Saved entries
━━━━━━━━━━━━━━━━
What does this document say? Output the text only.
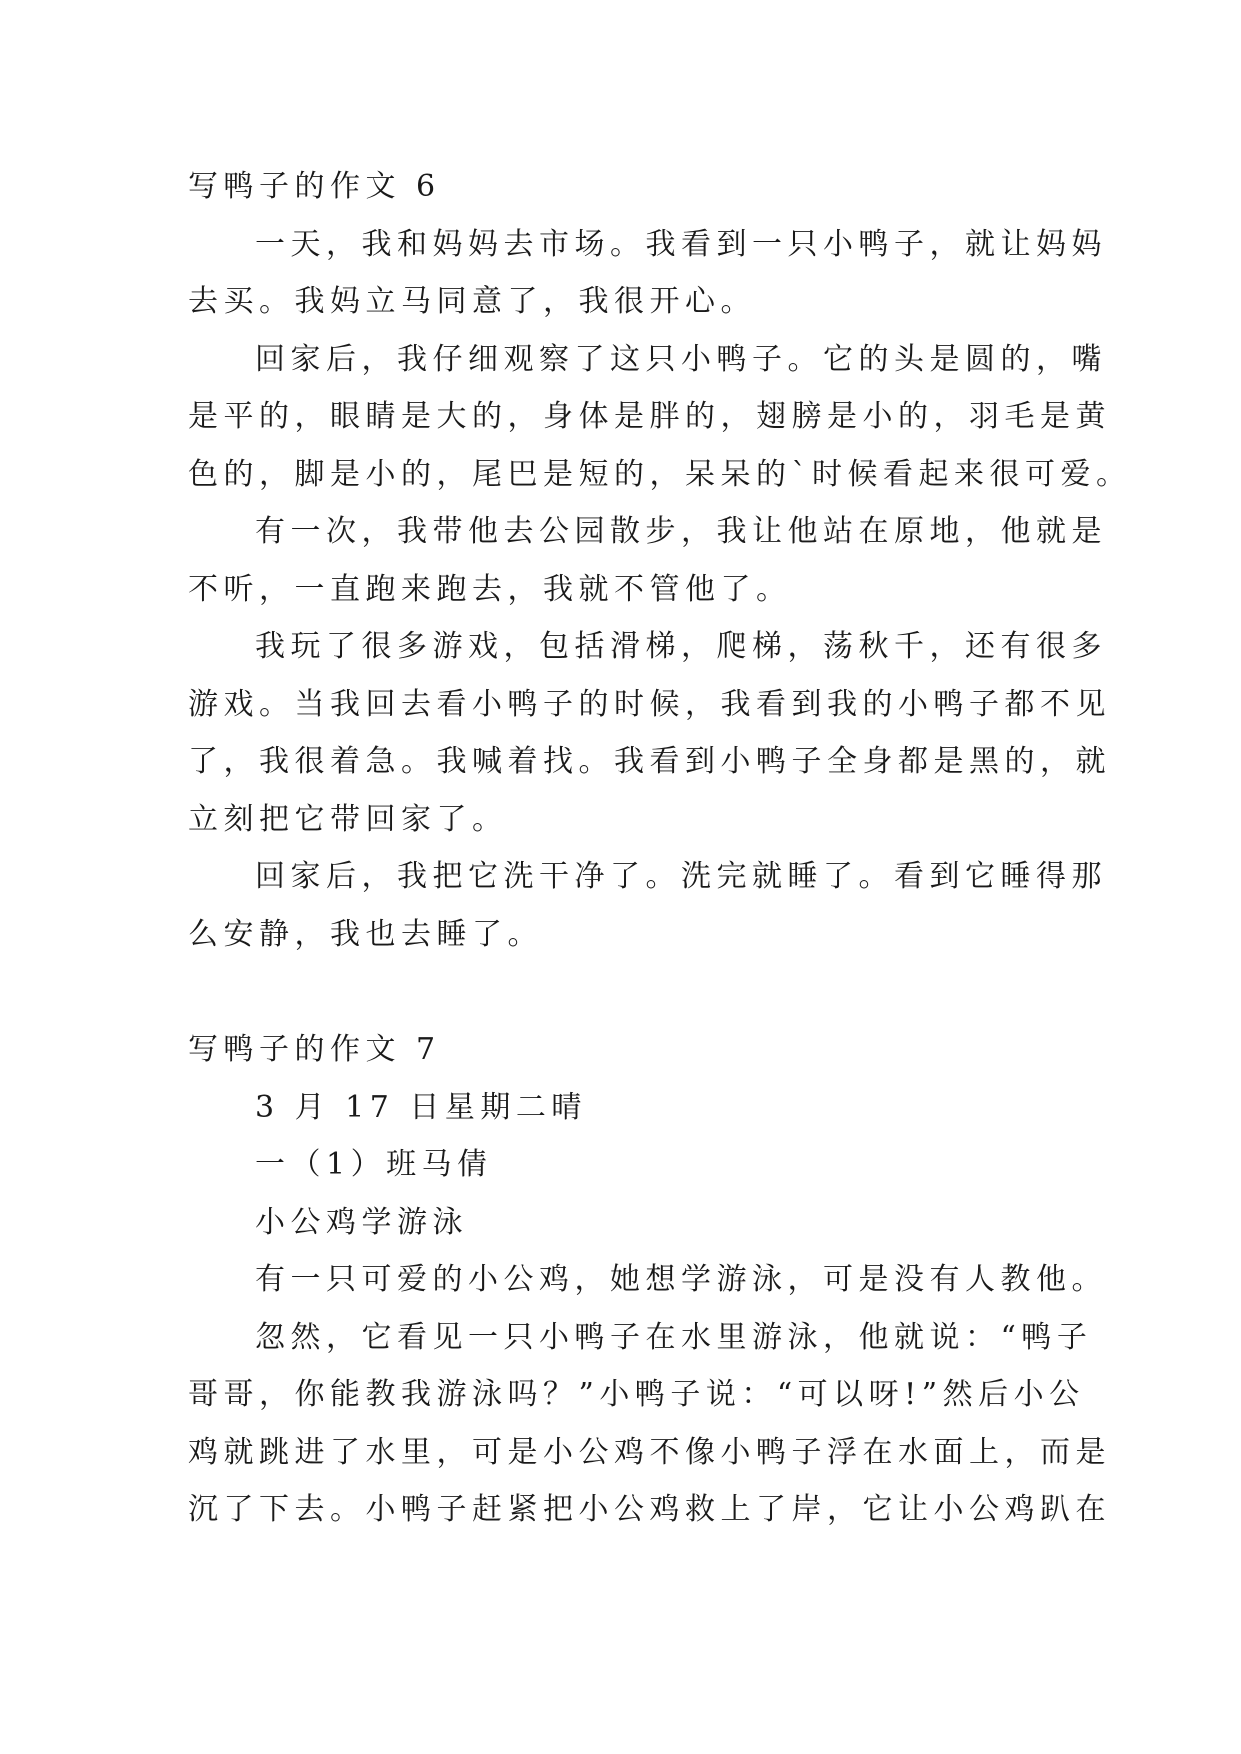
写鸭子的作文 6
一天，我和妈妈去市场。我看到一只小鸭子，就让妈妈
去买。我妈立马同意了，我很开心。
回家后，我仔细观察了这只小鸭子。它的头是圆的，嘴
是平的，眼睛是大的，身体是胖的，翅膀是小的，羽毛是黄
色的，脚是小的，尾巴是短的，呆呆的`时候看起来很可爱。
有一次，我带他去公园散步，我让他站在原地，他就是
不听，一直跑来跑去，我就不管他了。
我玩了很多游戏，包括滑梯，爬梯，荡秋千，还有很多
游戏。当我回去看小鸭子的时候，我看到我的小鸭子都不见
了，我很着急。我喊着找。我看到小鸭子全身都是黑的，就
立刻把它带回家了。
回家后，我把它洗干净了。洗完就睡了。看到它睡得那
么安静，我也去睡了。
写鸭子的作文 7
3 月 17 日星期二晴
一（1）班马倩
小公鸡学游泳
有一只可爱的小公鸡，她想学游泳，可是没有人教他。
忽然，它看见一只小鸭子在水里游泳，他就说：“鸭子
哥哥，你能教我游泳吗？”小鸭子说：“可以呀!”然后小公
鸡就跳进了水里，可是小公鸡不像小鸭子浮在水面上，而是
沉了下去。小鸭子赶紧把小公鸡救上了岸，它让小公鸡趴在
━━━━━━━━━━━━━━━━
◆ DIRECTION
Return each line of the data, keeping its wording exact and omitting pictures.

◆ THE RESULT
What does this document say? Output the text only.
写鸭子的作文 6
一天，我和妈妈去市场。我看到一只小鸭子，就让妈妈
去买。我妈立马同意了，我很开心。
回家后，我仔细观察了这只小鸭子。它的头是圆的，嘴
是平的，眼睛是大的，身体是胖的，翅膀是小的，羽毛是黄
色的，脚是小的，尾巴是短的，呆呆的`时候看起来很可爱。
有一次，我带他去公园散步，我让他站在原地，他就是
不听，一直跑来跑去，我就不管他了。
我玩了很多游戏，包括滑梯，爬梯，荡秋千，还有很多
游戏。当我回去看小鸭子的时候，我看到我的小鸭子都不见
了，我很着急。我喊着找。我看到小鸭子全身都是黑的，就
立刻把它带回家了。
回家后，我把它洗干净了。洗完就睡了。看到它睡得那
么安静，我也去睡了。
写鸭子的作文 7
3 月 17 日星期二晴
一（1）班马倩
小公鸡学游泳
有一只可爱的小公鸡，她想学游泳，可是没有人教他。
忽然，它看见一只小鸭子在水里游泳，他就说：“鸭子
哥哥，你能教我游泳吗？”小鸭子说：“可以呀!”然后小公
鸡就跳进了水里，可是小公鸡不像小鸭子浮在水面上，而是
沉了下去。小鸭子赶紧把小公鸡救上了岸，它让小公鸡趴在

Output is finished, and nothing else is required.